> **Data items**
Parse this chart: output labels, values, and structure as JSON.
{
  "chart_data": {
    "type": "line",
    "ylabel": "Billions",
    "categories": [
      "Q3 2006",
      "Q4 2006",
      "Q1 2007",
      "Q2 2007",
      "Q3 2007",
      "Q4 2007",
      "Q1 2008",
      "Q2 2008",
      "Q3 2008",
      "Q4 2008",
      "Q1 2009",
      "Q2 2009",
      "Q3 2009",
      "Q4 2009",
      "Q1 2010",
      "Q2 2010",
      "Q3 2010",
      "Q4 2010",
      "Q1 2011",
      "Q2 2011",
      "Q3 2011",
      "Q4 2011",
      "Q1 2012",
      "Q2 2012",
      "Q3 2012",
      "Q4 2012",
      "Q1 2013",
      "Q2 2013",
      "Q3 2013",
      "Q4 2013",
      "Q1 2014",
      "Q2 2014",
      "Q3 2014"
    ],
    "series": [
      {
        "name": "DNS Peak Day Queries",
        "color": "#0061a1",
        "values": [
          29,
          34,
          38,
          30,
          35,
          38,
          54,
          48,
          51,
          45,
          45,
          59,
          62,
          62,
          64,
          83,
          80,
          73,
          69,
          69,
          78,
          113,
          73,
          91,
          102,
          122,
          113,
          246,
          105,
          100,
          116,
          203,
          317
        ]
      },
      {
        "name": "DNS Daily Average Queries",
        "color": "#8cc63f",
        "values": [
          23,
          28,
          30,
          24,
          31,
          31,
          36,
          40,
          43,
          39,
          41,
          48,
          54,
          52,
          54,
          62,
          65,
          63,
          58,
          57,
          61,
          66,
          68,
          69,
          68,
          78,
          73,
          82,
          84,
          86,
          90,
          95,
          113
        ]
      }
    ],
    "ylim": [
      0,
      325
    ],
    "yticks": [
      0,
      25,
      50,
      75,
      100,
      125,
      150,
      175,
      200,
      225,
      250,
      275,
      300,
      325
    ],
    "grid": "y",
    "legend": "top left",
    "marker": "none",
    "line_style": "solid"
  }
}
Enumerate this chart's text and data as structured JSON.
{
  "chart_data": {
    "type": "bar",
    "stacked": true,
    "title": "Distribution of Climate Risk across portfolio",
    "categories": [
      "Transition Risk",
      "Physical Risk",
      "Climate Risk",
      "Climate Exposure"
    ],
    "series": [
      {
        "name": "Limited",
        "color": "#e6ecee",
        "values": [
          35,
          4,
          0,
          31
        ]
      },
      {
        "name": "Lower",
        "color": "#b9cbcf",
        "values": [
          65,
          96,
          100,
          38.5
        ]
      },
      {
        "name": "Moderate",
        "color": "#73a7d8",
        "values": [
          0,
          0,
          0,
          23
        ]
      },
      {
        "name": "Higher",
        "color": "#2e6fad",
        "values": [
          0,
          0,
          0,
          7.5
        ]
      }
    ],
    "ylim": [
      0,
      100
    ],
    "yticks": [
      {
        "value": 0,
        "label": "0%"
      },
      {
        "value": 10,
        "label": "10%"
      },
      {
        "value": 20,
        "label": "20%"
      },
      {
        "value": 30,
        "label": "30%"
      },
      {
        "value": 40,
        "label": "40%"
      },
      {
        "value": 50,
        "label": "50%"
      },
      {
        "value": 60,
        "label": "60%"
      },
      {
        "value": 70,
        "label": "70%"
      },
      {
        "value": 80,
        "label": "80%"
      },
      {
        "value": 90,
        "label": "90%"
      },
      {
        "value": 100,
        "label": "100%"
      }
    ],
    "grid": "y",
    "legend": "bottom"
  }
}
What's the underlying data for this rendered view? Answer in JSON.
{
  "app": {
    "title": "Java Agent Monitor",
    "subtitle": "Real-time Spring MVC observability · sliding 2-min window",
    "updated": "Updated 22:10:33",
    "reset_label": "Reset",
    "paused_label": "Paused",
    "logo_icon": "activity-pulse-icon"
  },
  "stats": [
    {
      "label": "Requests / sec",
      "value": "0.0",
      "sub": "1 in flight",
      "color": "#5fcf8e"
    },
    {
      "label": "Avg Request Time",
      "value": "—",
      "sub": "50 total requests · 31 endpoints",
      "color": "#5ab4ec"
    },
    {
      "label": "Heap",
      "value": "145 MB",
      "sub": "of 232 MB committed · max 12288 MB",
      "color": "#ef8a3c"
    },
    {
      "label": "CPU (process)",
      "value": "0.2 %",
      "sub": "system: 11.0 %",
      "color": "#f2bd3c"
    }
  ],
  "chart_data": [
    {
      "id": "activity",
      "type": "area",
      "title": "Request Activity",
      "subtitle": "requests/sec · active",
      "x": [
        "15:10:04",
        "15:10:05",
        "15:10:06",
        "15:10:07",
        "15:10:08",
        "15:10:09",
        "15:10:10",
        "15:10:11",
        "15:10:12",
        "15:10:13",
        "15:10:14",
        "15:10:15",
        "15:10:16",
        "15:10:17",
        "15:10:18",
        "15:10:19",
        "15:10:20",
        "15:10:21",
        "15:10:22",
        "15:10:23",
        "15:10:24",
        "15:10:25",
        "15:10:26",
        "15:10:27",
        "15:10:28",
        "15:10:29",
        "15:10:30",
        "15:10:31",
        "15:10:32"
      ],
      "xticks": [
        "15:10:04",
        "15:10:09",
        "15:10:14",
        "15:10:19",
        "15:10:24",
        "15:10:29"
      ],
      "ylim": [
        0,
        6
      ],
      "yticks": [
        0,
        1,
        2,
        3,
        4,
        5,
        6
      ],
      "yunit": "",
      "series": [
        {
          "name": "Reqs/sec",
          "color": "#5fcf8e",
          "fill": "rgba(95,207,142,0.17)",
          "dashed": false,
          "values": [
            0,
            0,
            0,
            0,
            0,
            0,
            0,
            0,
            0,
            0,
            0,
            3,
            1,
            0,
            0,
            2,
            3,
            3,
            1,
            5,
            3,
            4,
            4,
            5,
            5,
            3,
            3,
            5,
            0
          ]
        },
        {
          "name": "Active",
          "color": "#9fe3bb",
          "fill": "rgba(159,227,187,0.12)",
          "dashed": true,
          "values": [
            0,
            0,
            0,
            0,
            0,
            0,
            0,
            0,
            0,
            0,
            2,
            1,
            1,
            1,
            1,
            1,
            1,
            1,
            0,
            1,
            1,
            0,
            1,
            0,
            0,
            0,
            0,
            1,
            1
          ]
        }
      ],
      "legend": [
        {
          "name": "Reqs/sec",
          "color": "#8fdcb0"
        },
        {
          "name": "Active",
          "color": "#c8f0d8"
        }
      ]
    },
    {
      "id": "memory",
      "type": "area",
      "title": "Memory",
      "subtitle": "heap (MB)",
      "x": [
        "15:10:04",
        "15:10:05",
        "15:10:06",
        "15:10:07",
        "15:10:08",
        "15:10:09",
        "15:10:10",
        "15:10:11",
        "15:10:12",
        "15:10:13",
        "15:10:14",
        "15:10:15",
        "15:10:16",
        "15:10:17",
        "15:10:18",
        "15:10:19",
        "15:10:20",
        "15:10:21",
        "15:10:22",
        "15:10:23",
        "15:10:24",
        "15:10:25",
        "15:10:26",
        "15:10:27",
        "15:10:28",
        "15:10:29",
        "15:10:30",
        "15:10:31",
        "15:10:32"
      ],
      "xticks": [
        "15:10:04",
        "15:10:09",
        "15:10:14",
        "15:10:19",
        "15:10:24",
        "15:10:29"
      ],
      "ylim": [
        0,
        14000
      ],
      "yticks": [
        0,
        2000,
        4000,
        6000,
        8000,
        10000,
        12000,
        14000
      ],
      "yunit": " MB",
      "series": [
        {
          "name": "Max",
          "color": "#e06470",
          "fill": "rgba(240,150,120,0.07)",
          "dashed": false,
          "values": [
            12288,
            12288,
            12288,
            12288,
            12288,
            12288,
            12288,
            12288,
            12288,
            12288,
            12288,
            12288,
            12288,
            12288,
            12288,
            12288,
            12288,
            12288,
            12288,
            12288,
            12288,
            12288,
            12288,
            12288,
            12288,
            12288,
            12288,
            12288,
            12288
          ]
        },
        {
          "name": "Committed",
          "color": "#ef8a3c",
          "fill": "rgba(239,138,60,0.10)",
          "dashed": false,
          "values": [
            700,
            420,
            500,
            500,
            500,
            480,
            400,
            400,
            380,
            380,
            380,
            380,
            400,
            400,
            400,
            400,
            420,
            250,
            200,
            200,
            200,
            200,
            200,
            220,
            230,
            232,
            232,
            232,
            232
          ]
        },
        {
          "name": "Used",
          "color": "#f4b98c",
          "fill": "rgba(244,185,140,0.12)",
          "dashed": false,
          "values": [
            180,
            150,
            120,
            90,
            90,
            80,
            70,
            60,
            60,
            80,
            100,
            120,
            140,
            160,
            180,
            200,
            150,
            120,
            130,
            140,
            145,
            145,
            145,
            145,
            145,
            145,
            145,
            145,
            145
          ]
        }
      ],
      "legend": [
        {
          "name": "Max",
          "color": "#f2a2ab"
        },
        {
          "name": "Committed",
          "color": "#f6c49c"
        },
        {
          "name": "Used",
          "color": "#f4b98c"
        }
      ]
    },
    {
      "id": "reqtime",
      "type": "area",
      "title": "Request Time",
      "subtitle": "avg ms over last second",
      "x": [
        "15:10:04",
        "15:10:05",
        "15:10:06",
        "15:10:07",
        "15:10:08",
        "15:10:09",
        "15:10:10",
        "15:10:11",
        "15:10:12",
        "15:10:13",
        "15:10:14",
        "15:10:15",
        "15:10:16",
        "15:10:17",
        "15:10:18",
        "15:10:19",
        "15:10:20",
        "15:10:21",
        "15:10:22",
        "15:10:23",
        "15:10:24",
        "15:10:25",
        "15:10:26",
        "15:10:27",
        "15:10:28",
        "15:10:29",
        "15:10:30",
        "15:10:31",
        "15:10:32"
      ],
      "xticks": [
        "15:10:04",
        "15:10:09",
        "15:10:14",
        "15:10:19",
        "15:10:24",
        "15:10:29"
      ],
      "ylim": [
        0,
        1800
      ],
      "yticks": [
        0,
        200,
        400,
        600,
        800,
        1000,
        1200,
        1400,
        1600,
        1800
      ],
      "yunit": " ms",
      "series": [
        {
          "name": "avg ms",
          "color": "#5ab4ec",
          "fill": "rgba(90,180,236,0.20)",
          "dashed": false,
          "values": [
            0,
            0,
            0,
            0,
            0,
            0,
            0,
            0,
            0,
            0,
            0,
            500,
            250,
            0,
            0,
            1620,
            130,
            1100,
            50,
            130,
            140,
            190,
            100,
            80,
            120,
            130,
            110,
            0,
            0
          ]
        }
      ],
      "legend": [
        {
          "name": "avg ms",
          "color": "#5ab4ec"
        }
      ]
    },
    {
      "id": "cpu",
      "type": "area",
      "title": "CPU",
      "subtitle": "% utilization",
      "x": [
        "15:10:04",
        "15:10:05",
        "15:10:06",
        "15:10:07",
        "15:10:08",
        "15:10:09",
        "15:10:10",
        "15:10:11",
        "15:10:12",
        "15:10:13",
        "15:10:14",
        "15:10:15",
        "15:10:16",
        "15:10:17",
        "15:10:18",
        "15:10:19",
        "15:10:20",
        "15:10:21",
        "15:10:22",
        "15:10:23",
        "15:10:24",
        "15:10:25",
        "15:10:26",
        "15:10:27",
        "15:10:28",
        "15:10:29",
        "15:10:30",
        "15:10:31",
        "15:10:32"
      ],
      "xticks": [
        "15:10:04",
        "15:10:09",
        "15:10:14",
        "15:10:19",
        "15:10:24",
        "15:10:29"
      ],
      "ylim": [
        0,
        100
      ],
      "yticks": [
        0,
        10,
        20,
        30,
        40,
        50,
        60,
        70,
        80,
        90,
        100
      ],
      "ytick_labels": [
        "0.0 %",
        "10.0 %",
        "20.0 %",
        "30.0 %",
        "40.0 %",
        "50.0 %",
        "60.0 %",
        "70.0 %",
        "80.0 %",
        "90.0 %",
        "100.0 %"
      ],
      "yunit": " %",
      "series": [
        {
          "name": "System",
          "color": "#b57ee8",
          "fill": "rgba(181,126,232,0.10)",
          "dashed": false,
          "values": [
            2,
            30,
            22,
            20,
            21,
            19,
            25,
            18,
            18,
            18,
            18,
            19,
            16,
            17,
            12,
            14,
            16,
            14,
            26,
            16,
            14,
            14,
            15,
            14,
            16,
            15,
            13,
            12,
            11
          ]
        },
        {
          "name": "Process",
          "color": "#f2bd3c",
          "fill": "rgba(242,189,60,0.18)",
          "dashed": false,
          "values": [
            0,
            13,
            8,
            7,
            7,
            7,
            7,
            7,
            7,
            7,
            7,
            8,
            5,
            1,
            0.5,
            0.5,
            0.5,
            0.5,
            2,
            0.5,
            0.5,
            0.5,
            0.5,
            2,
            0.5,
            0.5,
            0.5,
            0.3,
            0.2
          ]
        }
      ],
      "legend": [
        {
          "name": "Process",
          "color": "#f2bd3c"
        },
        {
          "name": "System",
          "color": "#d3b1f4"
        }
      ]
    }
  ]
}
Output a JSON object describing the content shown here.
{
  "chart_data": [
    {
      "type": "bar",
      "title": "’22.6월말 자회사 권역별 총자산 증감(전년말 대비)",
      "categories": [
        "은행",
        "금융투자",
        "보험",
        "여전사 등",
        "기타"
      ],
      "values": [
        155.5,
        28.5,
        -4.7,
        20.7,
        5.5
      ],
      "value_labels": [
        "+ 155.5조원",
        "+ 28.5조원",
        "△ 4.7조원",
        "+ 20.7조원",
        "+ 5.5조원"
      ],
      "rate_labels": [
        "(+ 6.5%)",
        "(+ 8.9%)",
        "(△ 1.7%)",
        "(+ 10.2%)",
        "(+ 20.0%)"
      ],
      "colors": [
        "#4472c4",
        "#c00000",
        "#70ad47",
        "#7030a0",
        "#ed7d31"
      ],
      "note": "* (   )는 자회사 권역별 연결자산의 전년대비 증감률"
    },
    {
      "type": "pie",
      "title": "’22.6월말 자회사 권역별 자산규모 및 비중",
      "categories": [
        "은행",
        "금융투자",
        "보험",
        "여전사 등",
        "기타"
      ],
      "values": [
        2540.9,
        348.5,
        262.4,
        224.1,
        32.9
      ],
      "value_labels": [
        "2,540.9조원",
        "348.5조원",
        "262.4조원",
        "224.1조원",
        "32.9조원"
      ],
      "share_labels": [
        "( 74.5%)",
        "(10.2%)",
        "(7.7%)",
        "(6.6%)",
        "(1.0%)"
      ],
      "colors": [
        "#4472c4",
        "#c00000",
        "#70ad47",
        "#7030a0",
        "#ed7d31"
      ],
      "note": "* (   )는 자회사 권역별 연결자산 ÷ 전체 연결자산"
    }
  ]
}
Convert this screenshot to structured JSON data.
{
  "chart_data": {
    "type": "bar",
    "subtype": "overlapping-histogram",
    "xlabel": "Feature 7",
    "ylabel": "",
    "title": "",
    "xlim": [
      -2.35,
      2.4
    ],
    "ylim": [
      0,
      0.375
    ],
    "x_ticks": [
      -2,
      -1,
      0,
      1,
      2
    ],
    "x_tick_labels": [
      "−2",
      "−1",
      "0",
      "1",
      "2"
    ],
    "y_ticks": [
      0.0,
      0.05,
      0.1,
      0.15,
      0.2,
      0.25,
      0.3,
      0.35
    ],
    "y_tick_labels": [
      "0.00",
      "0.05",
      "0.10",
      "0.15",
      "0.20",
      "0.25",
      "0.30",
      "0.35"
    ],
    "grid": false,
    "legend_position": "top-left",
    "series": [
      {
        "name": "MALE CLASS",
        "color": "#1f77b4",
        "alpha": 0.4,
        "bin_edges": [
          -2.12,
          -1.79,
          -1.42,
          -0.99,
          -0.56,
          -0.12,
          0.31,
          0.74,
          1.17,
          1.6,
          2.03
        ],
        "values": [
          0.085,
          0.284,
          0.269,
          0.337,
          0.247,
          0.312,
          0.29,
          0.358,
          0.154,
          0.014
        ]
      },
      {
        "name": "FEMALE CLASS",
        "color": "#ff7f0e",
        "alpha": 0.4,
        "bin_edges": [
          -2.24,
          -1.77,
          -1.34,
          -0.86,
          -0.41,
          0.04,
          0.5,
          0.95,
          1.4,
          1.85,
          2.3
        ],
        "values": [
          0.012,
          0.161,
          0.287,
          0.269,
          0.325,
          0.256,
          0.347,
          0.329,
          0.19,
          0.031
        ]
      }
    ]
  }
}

> **TO DO**
Reproduce exactly, with nothing added, the lines from the one that contains "Convert this screenshot" to the end of the data.

> **FULL ANSWER**
Convert this screenshot to structured JSON data.
{
  "chart_data": {
    "type": "bar",
    "subtype": "overlapping-histogram",
    "xlabel": "Feature 7",
    "ylabel": "",
    "title": "",
    "xlim": [
      -2.35,
      2.4
    ],
    "ylim": [
      0,
      0.375
    ],
    "x_ticks": [
      -2,
      -1,
      0,
      1,
      2
    ],
    "x_tick_labels": [
      "−2",
      "−1",
      "0",
      "1",
      "2"
    ],
    "y_ticks": [
      0.0,
      0.05,
      0.1,
      0.15,
      0.2,
      0.25,
      0.3,
      0.35
    ],
    "y_tick_labels": [
      "0.00",
      "0.05",
      "0.10",
      "0.15",
      "0.20",
      "0.25",
      "0.30",
      "0.35"
    ],
    "grid": false,
    "legend_position": "top-left",
    "series": [
      {
        "name": "MALE CLASS",
        "color": "#1f77b4",
        "alpha": 0.4,
        "bin_edges": [
          -2.12,
          -1.79,
          -1.42,
          -0.99,
          -0.56,
          -0.12,
          0.31,
          0.74,
          1.17,
          1.6,
          2.03
        ],
        "values": [
          0.085,
          0.284,
          0.269,
          0.337,
          0.247,
          0.312,
          0.29,
          0.358,
          0.154,
          0.014
        ]
      },
      {
        "name": "FEMALE CLASS",
        "color": "#ff7f0e",
        "alpha": 0.4,
        "bin_edges": [
          -2.24,
          -1.77,
          -1.34,
          -0.86,
          -0.41,
          0.04,
          0.5,
          0.95,
          1.4,
          1.85,
          2.3
        ],
        "values": [
          0.012,
          0.161,
          0.287,
          0.269,
          0.325,
          0.256,
          0.347,
          0.329,
          0.19,
          0.031
        ]
      }
    ]
  }
}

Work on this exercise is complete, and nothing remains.